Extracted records
## begin
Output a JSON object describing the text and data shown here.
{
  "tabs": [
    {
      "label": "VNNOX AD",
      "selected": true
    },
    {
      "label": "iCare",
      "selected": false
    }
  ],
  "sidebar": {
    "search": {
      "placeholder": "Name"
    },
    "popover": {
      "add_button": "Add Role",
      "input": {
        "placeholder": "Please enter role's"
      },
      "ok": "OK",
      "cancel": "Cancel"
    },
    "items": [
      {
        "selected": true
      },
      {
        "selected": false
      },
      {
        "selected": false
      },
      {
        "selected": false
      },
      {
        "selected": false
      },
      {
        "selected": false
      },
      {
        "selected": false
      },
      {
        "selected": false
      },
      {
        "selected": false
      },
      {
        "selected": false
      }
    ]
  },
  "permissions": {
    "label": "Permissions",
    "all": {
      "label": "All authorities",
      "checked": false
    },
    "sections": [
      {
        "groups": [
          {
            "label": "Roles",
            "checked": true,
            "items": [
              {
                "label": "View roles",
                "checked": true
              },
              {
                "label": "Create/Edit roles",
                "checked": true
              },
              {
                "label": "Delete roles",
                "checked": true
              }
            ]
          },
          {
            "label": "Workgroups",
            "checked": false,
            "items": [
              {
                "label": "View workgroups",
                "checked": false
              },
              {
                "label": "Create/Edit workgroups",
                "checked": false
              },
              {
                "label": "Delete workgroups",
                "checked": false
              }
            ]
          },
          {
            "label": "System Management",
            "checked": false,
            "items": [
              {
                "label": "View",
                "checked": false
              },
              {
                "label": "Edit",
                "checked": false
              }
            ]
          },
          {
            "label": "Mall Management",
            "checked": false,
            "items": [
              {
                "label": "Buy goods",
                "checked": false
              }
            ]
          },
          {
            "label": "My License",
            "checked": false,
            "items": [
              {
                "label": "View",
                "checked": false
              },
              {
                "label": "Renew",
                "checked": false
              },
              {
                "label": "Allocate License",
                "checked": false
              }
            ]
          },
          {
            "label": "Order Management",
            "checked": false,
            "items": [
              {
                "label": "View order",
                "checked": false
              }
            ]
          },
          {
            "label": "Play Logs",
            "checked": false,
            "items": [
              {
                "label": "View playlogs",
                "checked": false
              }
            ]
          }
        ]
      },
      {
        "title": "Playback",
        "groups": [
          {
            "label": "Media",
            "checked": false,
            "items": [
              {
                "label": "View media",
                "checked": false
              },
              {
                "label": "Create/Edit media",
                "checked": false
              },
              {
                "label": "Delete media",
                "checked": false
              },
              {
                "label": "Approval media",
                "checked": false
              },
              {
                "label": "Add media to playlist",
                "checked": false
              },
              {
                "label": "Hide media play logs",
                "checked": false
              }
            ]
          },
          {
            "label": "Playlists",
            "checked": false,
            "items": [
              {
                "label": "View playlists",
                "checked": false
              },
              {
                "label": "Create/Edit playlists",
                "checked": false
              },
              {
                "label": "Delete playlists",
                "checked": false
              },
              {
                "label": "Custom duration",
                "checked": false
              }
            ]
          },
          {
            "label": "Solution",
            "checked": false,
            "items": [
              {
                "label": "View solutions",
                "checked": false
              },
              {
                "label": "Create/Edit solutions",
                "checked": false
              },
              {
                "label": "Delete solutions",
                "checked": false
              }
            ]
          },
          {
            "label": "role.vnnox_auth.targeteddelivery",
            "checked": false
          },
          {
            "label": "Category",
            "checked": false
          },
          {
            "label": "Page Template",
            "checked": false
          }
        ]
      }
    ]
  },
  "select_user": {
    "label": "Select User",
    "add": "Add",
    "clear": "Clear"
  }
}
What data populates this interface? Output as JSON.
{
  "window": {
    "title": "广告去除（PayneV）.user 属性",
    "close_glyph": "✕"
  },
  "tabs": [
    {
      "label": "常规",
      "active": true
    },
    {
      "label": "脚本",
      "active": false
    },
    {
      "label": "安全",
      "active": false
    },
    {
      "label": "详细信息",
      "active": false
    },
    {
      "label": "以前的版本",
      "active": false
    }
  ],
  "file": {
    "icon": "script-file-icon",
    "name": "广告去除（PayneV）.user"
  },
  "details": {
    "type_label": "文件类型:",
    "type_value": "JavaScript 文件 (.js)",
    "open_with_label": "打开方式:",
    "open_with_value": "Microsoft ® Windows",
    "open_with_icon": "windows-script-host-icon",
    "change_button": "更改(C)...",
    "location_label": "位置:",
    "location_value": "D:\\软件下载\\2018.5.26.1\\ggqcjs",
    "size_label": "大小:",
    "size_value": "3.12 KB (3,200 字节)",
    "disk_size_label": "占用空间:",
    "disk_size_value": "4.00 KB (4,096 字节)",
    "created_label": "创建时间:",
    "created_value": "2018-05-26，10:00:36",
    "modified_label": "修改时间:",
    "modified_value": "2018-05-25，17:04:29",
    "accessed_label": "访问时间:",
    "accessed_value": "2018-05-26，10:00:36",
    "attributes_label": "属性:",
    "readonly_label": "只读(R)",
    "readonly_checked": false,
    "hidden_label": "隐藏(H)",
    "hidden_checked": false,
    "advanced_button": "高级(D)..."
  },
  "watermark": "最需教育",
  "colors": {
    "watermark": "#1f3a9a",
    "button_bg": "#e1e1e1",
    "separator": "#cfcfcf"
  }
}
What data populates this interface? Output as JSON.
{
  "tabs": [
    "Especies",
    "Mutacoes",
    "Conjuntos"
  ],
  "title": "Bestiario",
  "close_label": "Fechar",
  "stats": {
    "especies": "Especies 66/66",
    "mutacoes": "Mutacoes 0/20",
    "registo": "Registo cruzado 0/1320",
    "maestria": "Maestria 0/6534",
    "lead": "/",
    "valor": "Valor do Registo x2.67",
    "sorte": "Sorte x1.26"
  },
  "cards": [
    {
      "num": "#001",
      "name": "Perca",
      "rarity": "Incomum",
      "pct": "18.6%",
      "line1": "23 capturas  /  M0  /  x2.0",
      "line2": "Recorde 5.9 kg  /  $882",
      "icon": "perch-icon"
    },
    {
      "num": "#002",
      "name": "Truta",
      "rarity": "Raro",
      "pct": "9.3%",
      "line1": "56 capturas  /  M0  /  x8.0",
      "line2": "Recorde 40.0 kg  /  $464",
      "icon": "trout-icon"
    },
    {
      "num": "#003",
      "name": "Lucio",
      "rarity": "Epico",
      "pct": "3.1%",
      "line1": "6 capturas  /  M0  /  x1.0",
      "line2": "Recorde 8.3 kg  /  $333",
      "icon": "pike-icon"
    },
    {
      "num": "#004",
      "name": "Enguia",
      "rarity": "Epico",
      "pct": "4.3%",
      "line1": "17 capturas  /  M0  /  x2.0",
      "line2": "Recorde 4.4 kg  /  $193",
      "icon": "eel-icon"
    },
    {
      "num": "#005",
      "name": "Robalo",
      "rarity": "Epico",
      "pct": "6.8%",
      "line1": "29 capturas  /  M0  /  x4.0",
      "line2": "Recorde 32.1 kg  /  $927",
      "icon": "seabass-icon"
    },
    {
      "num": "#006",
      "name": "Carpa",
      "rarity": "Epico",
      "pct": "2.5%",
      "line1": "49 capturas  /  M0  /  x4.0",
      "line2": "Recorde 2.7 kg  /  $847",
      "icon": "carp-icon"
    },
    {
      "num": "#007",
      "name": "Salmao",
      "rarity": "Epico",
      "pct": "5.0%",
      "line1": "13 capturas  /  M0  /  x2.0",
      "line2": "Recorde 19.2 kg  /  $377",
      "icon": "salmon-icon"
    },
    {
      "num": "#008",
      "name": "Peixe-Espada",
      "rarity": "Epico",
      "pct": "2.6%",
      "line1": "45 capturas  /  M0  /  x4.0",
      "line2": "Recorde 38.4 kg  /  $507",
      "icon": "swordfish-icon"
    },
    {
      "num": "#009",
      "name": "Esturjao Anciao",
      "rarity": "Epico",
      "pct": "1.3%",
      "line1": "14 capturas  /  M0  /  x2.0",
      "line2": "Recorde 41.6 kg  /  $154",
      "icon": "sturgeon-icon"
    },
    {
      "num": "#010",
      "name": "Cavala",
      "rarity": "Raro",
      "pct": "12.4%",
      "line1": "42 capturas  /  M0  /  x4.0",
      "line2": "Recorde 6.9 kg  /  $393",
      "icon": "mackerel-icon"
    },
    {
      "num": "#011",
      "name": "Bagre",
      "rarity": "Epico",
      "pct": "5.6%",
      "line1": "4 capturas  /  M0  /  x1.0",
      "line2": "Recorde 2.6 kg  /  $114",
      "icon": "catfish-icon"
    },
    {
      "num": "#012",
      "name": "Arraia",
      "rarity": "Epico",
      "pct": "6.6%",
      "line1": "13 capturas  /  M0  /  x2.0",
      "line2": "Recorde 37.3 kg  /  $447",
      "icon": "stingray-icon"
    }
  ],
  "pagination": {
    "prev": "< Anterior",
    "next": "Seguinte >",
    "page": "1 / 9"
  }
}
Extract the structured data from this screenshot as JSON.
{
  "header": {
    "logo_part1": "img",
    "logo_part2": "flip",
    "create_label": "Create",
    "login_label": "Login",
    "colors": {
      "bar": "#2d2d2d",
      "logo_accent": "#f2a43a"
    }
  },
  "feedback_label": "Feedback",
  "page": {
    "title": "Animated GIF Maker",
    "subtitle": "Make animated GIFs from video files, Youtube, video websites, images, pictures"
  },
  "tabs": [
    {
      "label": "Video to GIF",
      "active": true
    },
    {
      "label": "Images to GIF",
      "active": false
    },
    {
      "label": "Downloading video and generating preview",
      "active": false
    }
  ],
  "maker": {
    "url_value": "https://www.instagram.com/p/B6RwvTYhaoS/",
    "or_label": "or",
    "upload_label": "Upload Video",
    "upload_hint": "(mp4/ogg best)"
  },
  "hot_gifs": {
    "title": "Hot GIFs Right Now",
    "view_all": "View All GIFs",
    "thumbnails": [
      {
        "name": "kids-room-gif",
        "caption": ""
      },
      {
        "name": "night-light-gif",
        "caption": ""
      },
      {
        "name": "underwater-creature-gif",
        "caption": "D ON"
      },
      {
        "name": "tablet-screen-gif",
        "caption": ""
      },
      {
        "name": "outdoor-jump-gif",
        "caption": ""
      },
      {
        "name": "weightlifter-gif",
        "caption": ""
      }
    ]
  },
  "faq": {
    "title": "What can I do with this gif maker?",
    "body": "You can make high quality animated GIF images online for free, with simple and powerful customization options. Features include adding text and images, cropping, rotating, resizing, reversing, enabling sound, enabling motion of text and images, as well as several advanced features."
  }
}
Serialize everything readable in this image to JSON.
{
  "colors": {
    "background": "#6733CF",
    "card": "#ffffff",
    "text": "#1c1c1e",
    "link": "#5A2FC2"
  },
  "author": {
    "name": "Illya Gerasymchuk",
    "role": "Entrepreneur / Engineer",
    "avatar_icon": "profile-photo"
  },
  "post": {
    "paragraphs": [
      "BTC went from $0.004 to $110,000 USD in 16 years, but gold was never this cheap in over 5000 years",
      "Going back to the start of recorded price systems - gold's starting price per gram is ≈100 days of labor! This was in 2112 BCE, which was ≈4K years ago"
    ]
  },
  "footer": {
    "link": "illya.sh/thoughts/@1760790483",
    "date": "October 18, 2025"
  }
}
## end
What the exercise asks:
Return each line where "placeholder" shows up.

Response to the exercise:
      "placeholder": "Name"
        "placeholder": "Please enter role's"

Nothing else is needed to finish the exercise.